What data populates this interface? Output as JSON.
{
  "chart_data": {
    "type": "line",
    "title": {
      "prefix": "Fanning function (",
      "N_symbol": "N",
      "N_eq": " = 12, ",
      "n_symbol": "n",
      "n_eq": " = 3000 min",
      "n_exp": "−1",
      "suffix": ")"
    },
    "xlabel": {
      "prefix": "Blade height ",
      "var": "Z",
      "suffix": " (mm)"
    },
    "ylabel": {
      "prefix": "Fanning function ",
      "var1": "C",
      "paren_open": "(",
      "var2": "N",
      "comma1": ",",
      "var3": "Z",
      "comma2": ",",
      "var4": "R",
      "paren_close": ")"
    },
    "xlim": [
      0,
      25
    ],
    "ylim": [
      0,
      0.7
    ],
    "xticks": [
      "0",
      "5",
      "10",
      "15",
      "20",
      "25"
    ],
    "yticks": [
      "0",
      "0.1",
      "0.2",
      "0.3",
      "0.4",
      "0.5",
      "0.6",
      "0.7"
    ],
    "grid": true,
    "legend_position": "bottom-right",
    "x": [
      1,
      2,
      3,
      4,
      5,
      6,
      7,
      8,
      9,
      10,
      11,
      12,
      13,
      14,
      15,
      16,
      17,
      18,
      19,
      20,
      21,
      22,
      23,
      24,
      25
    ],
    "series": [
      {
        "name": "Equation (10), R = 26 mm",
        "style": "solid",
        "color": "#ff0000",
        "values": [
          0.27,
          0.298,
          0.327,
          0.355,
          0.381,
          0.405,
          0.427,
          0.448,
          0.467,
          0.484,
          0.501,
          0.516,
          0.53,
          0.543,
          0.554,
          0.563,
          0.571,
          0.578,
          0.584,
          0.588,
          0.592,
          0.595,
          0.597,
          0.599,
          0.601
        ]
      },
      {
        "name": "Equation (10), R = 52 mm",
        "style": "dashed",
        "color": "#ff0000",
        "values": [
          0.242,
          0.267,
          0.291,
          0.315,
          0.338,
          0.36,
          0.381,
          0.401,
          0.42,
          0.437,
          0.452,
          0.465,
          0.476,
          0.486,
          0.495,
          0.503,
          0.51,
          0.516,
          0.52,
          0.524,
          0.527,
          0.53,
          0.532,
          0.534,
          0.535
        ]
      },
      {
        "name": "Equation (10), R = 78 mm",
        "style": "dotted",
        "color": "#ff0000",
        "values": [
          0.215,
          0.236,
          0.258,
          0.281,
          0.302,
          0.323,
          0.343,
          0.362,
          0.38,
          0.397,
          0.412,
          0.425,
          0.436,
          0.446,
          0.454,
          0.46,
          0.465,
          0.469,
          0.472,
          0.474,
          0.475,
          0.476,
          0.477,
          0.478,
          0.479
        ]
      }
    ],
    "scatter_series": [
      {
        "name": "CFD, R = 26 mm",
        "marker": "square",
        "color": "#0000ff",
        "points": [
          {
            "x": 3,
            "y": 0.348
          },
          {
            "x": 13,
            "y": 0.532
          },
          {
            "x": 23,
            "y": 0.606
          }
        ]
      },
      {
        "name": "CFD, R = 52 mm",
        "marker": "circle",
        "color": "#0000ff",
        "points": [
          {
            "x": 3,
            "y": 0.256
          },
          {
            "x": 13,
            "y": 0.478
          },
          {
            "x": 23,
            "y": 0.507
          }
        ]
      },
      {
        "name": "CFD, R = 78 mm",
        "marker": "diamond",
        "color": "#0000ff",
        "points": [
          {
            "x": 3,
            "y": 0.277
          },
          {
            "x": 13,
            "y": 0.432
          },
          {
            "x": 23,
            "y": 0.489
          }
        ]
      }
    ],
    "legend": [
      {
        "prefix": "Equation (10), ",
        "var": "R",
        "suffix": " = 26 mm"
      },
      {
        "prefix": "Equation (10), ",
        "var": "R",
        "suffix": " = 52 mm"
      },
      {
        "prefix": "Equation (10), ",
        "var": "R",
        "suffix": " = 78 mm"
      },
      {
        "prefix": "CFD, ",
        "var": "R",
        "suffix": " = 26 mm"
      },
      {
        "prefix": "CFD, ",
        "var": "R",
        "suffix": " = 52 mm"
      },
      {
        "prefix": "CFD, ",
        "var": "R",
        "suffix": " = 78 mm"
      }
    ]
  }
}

→ **STATED PROBLEM**
Extract each line of the material exactly as it stands.

→ **OUTPUT OF THE TASK**
What data populates this interface? Output as JSON.
{
  "chart_data": {
    "type": "line",
    "title": {
      "prefix": "Fanning function (",
      "N_symbol": "N",
      "N_eq": " = 12, ",
      "n_symbol": "n",
      "n_eq": " = 3000 min",
      "n_exp": "−1",
      "suffix": ")"
    },
    "xlabel": {
      "prefix": "Blade height ",
      "var": "Z",
      "suffix": " (mm)"
    },
    "ylabel": {
      "prefix": "Fanning function ",
      "var1": "C",
      "paren_open": "(",
      "var2": "N",
      "comma1": ",",
      "var3": "Z",
      "comma2": ",",
      "var4": "R",
      "paren_close": ")"
    },
    "xlim": [
      0,
      25
    ],
    "ylim": [
      0,
      0.7
    ],
    "xticks": [
      "0",
      "5",
      "10",
      "15",
      "20",
      "25"
    ],
    "yticks": [
      "0",
      "0.1",
      "0.2",
      "0.3",
      "0.4",
      "0.5",
      "0.6",
      "0.7"
    ],
    "grid": true,
    "legend_position": "bottom-right",
    "x": [
      1,
      2,
      3,
      4,
      5,
      6,
      7,
      8,
      9,
      10,
      11,
      12,
      13,
      14,
      15,
      16,
      17,
      18,
      19,
      20,
      21,
      22,
      23,
      24,
      25
    ],
    "series": [
      {
        "name": "Equation (10), R = 26 mm",
        "style": "solid",
        "color": "#ff0000",
        "values": [
          0.27,
          0.298,
          0.327,
          0.355,
          0.381,
          0.405,
          0.427,
          0.448,
          0.467,
          0.484,
          0.501,
          0.516,
          0.53,
          0.543,
          0.554,
          0.563,
          0.571,
          0.578,
          0.584,
          0.588,
          0.592,
          0.595,
          0.597,
          0.599,
          0.601
        ]
      },
      {
        "name": "Equation (10), R = 52 mm",
        "style": "dashed",
        "color": "#ff0000",
        "values": [
          0.242,
          0.267,
          0.291,
          0.315,
          0.338,
          0.36,
          0.381,
          0.401,
          0.42,
          0.437,
          0.452,
          0.465,
          0.476,
          0.486,
          0.495,
          0.503,
          0.51,
          0.516,
          0.52,
          0.524,
          0.527,
          0.53,
          0.532,
          0.534,
          0.535
        ]
      },
      {
        "name": "Equation (10), R = 78 mm",
        "style": "dotted",
        "color": "#ff0000",
        "values": [
          0.215,
          0.236,
          0.258,
          0.281,
          0.302,
          0.323,
          0.343,
          0.362,
          0.38,
          0.397,
          0.412,
          0.425,
          0.436,
          0.446,
          0.454,
          0.46,
          0.465,
          0.469,
          0.472,
          0.474,
          0.475,
          0.476,
          0.477,
          0.478,
          0.479
        ]
      }
    ],
    "scatter_series": [
      {
        "name": "CFD, R = 26 mm",
        "marker": "square",
        "color": "#0000ff",
        "points": [
          {
            "x": 3,
            "y": 0.348
          },
          {
            "x": 13,
            "y": 0.532
          },
          {
            "x": 23,
            "y": 0.606
          }
        ]
      },
      {
        "name": "CFD, R = 52 mm",
        "marker": "circle",
        "color": "#0000ff",
        "points": [
          {
            "x": 3,
            "y": 0.256
          },
          {
            "x": 13,
            "y": 0.478
          },
          {
            "x": 23,
            "y": 0.507
          }
        ]
      },
      {
        "name": "CFD, R = 78 mm",
        "marker": "diamond",
        "color": "#0000ff",
        "points": [
          {
            "x": 3,
            "y": 0.277
          },
          {
            "x": 13,
            "y": 0.432
          },
          {
            "x": 23,
            "y": 0.489
          }
        ]
      }
    ],
    "legend": [
      {
        "prefix": "Equation (10), ",
        "var": "R",
        "suffix": " = 26 mm"
      },
      {
        "prefix": "Equation (10), ",
        "var": "R",
        "suffix": " = 52 mm"
      },
      {
        "prefix": "Equation (10), ",
        "var": "R",
        "suffix": " = 78 mm"
      },
      {
        "prefix": "CFD, ",
        "var": "R",
        "suffix": " = 26 mm"
      },
      {
        "prefix": "CFD, ",
        "var": "R",
        "suffix": " = 52 mm"
      },
      {
        "prefix": "CFD, ",
        "var": "R",
        "suffix": " = 78 mm"
      }
    ]
  }
}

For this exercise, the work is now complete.